- [Source extract]
-.-.-

Basics of the Mass Spectrum

The sine qua non for practitioners is, of course, mastery of the language of MS, which takes the form of spectral output. Jim Clark, a retired chemistry teacher in the U.K., has developed an accessible, comprehensive, and useful resource that captures a wealth of experience from his years teaching. His Web site (www.chemguide.co.uk), aimed more at beginning students than advanced ones, serves as a quick refresher for the scientist–practitioner who does not regularly use MS. Many of the examples in the first section of this column are adapted from Clark's work updated with our current appreciation of accurate mass and atmospheric pressure ionization practice. Take from it what you will and apply as needed.

Tools of the Experienced Practitioner

We have seen various software tools used to search for an unambiguous answer to what a spectrum represents. James Little (http://users.chartertn.net/slittle) provides some insight to using the tools and how he approaches problem solving.

Deriving the Unambiguous Answer

Defining the unique qualities of the spectrum gives us a basis for de novo assessments. As comfortable as we can be with the fidelity of isotope prediction, it does not mean we can apply rules to flawlessly derive the only possible unambiguous formula from an acquired ion. Kirsten Hobby (see http://kisotopic.com) worked to develop a software tool (referred to as iFit in MassLynx software, Waters Corp., Milford, Massachusetts) to compare an acquired spectrum with its theoretical equivalent. Hobby's comments from a few years ago on the limits and utility of what he designed to help derive an answer are compared with thoughts from Richard Denny, current architect of MassLynx spectral "fitting" tools.

The Molecular Ion (M+) Peak

The formation of molecular ions: In common applications of electron ionization (EI), a flash-vaporized organic sample passes into the ionization chamber to encounter a stream of 70-eV electrons. These electrons are highly energetic, enough so to snatch an electron from the outer shell of an organic molecule. In so doing, they form a positive ion (radical cation), a molecular ion. When ionization occurs in atmospheric techniques like electrospray ionization (ESI) — albeit by very different mechanisms — this ion is called the pseudomolecular ion (M+H) after forming by adding a proton (rather than extracting an electron). The resulting ion can also be referred to as the parent ion or, in more modern usage, the precursor ion, when the ion is the first step in a fragmentation experiment such as MS-MS.

The molecular ion is often given the symbol M.+. Note the dot beneath the "+," which signifies that somewhere in the ion, a single, unpaired electron remains from what was originally a pair of electrons. (The other half of the electron pair was removed in the ionization process.) Because of the high level of energy imparted in EI, the molecular ions tend to be unstable. Some bonds break, producing additional fragment ions. In an MS spectrum, ions including those fragments are often represented as the centroid of each ion peak. Losing the additional "envelope information" shown in the original profile or continuum peak of the MS ion current to produce the familiar stick-plot representation of a spectrum also saves data storage and enhances address speed.

The simplest example is a molecular ion that breaks into two parts. One part is another positive ion, the other an uncharged free radical.

-.-.-

- [Stated exercise 1] Retype the mass spectrum text from "Tools of the" up to and including "approaches problem solving.".
- [Stated exercise 2] Write the next part of the mass spectrum text, starting after its final sentence.
You won't need the records for anything here.

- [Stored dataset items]
-.-.-

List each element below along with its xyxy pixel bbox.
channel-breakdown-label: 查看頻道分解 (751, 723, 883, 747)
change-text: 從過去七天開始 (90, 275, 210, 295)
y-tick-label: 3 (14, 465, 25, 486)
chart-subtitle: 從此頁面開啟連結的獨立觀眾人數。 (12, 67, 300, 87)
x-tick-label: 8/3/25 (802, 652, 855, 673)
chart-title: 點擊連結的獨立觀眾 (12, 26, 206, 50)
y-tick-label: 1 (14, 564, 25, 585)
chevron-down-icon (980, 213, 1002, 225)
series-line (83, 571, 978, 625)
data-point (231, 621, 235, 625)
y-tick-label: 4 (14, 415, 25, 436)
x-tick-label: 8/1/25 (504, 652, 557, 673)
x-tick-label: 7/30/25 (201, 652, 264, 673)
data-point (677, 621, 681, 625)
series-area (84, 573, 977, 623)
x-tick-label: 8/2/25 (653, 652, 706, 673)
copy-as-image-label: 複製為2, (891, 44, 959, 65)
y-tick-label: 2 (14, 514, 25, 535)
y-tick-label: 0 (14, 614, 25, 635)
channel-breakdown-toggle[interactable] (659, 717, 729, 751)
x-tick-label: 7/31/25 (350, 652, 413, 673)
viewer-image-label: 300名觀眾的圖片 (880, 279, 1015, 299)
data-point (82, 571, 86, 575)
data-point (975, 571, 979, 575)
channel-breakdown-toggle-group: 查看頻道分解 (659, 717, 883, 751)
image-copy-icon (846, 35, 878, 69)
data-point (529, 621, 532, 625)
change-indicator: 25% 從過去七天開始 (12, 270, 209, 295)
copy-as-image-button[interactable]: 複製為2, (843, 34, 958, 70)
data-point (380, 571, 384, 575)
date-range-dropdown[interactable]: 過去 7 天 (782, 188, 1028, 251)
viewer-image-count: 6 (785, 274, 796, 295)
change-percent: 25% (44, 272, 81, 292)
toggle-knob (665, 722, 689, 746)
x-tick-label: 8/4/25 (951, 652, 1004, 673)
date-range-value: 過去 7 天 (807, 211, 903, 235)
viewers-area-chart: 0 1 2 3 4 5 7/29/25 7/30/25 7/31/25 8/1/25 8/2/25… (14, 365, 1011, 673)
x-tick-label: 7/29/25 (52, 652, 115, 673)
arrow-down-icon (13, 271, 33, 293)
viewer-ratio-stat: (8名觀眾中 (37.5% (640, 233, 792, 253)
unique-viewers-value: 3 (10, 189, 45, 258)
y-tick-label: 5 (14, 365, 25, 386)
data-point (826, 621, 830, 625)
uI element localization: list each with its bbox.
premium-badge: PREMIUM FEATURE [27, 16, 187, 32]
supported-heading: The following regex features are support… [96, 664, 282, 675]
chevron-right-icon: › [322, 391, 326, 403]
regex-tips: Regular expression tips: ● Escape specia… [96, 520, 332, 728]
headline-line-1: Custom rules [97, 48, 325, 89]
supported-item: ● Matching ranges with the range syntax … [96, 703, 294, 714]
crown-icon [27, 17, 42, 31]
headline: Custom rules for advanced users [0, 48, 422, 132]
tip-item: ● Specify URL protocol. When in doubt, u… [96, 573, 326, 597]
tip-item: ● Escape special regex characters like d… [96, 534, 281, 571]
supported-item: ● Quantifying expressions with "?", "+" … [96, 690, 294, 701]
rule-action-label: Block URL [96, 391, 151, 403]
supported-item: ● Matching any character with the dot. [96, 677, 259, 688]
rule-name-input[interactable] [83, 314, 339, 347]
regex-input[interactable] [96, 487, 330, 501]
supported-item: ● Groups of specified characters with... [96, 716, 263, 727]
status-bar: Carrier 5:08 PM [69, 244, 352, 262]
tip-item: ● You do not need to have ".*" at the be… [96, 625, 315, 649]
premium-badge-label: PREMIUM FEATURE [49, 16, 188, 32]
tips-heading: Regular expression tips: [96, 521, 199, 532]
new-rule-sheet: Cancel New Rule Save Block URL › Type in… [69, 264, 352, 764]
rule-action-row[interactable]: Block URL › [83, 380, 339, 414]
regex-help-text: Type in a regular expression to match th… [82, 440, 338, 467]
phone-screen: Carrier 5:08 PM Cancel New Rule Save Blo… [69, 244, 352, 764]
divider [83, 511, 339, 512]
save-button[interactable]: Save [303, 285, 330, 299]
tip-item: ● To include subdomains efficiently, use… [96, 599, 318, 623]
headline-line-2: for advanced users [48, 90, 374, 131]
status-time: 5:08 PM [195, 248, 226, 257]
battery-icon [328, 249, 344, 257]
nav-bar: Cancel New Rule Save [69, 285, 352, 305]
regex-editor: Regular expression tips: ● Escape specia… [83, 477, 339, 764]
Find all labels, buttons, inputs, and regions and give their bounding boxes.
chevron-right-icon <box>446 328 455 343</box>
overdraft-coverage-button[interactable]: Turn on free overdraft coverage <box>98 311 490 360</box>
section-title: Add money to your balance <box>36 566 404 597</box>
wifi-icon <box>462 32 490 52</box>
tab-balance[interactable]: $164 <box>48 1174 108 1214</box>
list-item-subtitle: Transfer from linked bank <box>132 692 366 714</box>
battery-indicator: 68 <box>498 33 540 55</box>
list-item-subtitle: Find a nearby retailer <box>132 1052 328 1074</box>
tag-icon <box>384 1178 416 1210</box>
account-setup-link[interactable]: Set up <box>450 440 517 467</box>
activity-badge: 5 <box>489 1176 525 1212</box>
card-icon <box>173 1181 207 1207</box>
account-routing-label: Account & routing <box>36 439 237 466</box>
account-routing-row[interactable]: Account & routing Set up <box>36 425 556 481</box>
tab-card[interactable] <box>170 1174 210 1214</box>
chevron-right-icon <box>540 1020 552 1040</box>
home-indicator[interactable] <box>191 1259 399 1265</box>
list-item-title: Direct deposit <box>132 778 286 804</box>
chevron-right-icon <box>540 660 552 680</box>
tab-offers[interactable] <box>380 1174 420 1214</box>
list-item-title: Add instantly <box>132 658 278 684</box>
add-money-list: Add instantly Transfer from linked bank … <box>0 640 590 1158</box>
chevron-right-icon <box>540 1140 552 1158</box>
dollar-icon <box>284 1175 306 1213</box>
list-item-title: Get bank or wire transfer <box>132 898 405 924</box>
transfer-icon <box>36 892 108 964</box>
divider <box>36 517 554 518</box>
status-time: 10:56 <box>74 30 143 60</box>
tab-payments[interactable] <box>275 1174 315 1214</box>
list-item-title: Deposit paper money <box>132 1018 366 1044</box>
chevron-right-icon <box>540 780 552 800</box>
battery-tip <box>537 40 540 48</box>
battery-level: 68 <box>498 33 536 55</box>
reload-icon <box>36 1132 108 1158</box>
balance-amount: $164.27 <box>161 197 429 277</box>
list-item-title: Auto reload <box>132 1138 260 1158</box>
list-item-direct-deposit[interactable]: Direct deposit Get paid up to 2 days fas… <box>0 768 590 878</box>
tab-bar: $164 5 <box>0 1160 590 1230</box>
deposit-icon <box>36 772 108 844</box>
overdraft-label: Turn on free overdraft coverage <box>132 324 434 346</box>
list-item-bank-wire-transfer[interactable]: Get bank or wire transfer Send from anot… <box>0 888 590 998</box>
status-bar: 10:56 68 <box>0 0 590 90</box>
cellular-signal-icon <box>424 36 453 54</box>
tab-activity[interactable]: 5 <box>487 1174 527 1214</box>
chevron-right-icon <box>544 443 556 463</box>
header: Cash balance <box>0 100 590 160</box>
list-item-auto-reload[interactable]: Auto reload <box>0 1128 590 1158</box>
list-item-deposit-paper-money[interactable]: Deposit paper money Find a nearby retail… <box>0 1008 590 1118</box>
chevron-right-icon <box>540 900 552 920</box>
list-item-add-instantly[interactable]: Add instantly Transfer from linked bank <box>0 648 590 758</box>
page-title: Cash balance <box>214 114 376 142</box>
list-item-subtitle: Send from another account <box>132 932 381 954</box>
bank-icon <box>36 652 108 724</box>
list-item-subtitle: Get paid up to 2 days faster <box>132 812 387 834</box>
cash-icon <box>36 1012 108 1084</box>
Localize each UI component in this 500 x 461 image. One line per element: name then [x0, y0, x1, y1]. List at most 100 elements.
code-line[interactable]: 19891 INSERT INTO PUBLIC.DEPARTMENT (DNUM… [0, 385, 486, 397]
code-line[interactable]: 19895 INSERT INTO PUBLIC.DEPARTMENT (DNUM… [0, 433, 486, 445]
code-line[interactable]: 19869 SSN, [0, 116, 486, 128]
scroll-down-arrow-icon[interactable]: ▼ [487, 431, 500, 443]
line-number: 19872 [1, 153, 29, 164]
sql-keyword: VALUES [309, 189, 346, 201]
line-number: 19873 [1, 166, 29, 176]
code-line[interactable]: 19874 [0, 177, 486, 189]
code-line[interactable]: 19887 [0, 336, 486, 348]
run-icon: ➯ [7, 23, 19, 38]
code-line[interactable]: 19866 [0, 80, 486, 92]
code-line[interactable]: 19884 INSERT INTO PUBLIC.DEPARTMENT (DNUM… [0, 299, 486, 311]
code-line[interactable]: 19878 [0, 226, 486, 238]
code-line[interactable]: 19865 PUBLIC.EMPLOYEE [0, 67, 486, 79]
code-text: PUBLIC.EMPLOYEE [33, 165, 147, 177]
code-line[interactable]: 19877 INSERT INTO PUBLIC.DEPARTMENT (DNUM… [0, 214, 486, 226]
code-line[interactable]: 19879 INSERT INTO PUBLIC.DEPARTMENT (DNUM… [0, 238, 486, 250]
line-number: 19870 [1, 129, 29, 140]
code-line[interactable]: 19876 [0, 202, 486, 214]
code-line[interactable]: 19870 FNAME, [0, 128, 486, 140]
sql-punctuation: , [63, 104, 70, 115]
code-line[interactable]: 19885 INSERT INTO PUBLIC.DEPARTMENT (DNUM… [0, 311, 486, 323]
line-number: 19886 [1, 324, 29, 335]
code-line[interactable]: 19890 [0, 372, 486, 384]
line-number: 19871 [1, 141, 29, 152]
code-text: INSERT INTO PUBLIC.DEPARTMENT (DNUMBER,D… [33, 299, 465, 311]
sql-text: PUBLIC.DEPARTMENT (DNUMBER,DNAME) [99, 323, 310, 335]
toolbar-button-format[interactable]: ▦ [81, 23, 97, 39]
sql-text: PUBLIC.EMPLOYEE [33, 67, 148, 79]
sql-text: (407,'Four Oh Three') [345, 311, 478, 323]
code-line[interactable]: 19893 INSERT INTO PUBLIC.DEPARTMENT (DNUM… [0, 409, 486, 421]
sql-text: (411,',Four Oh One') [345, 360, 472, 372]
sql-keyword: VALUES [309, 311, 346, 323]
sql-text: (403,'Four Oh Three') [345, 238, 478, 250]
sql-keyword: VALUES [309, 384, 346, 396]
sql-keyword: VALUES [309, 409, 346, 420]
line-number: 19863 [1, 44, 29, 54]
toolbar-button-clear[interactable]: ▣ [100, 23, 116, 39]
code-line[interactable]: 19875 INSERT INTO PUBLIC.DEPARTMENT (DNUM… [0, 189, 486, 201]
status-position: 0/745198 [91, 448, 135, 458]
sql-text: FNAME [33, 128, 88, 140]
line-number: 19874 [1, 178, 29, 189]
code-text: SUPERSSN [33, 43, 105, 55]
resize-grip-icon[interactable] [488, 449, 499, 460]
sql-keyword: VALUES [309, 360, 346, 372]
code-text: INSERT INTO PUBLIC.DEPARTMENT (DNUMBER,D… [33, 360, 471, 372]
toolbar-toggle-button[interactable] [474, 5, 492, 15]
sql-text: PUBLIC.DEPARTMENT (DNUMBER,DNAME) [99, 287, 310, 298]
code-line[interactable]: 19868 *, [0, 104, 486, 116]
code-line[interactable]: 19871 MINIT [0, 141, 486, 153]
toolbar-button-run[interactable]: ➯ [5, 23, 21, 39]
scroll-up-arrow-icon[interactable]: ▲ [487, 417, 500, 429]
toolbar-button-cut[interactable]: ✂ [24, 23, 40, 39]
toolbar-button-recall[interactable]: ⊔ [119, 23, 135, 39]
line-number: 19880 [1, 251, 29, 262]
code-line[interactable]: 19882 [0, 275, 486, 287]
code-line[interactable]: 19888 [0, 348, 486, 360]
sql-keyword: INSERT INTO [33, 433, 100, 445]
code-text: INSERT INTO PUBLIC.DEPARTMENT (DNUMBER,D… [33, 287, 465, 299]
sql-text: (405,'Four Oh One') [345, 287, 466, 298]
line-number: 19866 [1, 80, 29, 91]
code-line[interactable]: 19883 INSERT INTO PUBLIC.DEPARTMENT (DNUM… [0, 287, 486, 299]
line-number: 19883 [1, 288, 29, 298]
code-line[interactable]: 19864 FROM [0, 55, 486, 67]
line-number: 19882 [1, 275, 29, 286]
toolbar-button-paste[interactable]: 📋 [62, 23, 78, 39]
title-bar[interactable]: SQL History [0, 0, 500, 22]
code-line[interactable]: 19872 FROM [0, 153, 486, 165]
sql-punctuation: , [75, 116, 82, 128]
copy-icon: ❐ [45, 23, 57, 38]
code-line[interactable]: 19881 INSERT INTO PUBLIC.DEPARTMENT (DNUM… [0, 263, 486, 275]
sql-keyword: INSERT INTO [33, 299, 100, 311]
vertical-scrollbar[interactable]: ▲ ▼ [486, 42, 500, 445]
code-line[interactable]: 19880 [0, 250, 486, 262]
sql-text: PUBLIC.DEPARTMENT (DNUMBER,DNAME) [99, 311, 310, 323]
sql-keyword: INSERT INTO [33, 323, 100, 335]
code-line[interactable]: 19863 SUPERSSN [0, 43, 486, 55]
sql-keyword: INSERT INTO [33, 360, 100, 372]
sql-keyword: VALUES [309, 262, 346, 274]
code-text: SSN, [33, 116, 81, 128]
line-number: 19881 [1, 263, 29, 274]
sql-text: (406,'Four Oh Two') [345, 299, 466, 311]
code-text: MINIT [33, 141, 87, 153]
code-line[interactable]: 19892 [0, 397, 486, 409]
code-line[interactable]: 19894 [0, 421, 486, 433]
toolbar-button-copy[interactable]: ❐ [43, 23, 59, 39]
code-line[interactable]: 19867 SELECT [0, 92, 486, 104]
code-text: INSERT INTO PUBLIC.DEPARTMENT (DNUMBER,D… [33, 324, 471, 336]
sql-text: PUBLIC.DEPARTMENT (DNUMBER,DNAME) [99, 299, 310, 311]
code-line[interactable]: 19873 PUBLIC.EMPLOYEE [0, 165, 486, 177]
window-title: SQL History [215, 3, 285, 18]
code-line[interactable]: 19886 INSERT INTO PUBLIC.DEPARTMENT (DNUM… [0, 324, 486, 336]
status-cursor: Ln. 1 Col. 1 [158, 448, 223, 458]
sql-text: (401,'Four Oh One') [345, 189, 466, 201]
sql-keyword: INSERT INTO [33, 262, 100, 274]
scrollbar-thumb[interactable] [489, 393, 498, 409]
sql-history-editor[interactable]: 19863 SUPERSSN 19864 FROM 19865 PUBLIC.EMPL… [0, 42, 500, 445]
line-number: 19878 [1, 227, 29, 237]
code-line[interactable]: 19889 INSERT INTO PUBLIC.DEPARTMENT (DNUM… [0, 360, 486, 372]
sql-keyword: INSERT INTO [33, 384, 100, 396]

-.-.-

- [Reply 1]
Tools of the Experienced Practitioner

We have seen various software tools used to search for an unambiguous answer to what a spectrum represents. James Little (http://users.chartertn.net/slittle) provides some insight to using the tools and how he approaches problem solving.

- [Reply 2]
An uncharged free radical does not produce a line on the mass spectrum. Only charged particles are accelerated, deflected, and detected by the mass spectrometer. Uncharged particles simply become lost in the instrument, eventually getting removed by the vacuum pump.

The ion X+ travels through the mass spectrometer just like any other positive ion. It produces a line on the stick diagram.

In the mass spectrum, the heaviest ion (the one with the greatest m/z value farthest to the right) is likely the molecular ion. The mass spectra of a few compounds do not contain a molecular ion peak, because all the molecular ions break into fragments, which is rarely the case with atmospheric "soft" ionization techniques like ESI. The spectral result is a statistical outcome for a very large population of molecules undergoing ionization. Not all fare alike, depending upon various factors including the source design itself. For example, in the mass spectrum of pentane, the heaviest ion has a mass-to-charge (m/z) value of 72 (Figure 1). Unlike in ESI, the energy causing ionization is not conserved, so the molecular ion is quite small compared with the resulting fragments.

Figure 1: Simplified mass spectrum of pentane. The largest m/z value, 72, represents the largest ion going through the mass spectrometer.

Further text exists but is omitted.